(Stored records)
-=-=-

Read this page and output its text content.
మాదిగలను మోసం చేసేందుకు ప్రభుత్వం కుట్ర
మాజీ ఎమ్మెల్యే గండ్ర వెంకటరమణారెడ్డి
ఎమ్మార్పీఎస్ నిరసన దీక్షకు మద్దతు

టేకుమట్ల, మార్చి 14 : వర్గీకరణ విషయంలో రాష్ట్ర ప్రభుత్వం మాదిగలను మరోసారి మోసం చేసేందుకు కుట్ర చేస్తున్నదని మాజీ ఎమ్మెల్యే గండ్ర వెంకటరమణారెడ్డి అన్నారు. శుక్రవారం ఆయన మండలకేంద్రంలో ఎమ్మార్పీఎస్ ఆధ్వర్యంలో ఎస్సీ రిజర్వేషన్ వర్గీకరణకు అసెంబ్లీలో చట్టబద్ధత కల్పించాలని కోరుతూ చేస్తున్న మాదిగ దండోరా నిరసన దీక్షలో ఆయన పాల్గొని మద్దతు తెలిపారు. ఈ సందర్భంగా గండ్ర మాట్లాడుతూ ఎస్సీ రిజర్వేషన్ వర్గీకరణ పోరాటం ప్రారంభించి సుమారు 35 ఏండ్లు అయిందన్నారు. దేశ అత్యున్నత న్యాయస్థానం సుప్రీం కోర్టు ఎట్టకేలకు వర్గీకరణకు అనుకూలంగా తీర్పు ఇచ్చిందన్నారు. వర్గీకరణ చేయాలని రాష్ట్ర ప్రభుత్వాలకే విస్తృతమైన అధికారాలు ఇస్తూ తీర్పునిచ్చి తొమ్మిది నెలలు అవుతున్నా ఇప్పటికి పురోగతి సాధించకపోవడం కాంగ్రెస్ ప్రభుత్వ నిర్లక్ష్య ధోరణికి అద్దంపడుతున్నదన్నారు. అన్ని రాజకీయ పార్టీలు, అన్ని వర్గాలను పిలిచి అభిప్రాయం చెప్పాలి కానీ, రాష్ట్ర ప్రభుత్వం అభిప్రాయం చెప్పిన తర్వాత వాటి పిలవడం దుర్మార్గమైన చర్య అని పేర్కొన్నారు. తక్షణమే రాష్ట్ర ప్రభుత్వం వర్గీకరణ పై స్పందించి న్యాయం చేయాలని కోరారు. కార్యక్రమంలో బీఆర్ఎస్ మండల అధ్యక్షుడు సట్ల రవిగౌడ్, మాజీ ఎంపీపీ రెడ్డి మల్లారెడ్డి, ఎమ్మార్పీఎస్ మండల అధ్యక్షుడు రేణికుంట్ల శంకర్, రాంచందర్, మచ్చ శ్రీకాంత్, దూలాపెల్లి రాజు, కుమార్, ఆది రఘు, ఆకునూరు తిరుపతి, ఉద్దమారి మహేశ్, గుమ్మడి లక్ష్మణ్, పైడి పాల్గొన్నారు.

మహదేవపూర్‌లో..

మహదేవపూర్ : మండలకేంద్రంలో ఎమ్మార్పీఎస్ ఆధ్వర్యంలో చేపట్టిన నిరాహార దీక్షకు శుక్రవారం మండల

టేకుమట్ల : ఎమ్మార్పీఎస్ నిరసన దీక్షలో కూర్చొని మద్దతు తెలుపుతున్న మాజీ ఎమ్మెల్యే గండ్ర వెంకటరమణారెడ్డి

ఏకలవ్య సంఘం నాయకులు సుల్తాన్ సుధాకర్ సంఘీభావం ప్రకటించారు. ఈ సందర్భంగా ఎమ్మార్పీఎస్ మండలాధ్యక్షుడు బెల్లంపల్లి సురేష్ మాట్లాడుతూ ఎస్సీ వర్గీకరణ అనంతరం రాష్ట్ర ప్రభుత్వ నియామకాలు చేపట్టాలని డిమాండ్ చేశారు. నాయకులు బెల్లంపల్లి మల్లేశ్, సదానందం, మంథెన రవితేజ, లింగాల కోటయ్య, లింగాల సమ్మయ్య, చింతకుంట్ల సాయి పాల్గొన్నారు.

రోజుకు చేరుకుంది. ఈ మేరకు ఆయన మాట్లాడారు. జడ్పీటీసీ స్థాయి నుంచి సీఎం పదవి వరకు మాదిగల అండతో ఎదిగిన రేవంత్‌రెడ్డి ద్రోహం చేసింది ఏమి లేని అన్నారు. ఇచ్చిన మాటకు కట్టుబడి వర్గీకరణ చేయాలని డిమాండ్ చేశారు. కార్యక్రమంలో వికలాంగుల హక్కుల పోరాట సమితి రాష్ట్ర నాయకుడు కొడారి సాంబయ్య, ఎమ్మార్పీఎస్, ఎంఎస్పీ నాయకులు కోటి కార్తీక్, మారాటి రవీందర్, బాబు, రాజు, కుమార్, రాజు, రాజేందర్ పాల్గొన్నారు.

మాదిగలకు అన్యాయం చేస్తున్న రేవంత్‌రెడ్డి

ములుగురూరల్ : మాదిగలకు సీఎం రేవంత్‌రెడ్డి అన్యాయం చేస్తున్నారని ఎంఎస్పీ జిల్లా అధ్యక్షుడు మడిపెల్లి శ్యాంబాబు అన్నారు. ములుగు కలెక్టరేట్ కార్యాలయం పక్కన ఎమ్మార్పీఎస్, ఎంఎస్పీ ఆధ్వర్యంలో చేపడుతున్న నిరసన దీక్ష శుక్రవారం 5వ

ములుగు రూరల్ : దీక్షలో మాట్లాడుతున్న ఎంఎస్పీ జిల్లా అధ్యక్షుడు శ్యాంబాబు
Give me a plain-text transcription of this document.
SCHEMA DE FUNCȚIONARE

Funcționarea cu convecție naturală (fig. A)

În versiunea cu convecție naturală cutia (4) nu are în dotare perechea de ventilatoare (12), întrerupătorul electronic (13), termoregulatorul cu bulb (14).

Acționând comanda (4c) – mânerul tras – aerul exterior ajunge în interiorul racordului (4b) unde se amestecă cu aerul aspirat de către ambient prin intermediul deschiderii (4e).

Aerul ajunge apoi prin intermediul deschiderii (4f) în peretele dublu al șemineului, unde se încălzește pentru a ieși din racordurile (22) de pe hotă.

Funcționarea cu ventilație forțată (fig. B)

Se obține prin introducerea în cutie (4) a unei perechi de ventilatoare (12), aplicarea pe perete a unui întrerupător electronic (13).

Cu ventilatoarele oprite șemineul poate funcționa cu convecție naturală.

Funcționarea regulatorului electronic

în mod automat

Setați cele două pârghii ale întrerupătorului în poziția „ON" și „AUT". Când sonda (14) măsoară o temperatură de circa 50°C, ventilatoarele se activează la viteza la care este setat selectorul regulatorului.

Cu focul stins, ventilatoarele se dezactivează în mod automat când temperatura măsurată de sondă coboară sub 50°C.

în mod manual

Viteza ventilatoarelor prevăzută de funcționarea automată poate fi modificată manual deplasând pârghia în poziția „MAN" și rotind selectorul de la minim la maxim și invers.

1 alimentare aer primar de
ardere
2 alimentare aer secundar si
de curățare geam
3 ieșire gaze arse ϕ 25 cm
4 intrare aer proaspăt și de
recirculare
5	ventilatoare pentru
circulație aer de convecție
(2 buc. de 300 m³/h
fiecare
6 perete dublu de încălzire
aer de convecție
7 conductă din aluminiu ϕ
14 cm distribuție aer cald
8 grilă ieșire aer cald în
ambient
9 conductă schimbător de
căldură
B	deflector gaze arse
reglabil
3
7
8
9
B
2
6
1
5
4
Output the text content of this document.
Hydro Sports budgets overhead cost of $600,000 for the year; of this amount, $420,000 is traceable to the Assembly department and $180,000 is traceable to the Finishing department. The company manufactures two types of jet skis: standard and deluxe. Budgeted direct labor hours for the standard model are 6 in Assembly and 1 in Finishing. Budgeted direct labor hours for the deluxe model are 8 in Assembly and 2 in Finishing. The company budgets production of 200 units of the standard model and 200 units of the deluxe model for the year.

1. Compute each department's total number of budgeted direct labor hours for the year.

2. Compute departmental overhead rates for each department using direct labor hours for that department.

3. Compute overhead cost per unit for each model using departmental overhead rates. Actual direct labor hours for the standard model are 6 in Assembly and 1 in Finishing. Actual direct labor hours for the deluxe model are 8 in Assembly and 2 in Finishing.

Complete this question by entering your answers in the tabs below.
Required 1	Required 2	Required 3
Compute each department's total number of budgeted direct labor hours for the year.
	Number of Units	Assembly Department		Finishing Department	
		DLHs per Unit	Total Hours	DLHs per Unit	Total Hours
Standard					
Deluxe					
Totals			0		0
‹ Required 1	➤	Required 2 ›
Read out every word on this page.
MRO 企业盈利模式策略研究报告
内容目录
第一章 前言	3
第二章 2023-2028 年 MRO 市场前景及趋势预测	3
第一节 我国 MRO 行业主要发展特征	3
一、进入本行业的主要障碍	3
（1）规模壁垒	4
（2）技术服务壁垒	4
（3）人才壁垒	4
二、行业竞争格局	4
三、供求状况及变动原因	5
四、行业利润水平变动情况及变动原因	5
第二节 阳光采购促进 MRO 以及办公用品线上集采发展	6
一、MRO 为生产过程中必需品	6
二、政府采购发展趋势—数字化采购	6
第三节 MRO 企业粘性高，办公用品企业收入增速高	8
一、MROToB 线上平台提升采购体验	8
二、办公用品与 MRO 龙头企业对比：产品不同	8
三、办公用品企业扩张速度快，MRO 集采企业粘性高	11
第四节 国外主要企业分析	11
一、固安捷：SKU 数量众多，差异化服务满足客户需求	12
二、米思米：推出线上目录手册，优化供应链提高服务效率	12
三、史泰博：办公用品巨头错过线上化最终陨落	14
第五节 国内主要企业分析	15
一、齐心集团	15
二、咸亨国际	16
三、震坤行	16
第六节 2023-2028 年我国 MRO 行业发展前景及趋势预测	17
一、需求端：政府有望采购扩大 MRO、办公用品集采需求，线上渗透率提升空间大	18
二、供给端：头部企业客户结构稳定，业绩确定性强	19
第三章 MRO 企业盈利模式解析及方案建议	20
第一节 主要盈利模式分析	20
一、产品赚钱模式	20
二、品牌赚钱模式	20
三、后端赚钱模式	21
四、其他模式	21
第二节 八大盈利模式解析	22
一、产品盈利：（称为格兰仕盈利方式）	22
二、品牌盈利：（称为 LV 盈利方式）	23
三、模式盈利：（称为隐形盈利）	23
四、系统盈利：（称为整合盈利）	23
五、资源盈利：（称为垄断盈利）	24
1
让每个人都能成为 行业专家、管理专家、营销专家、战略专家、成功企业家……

-=-=-

» **Requirements**
Search the data for the string "poate". List each line that has it.

» **Output for this task**
Cu ventilatoarele oprite șemineul poate funcționa cu convecție naturală.
Viteza ventilatoarelor prevăzută de funcționarea automată poate fi modificată manual deplasând pârghia în poziția „MAN" și rotind selectorul de la minim la maxim și invers.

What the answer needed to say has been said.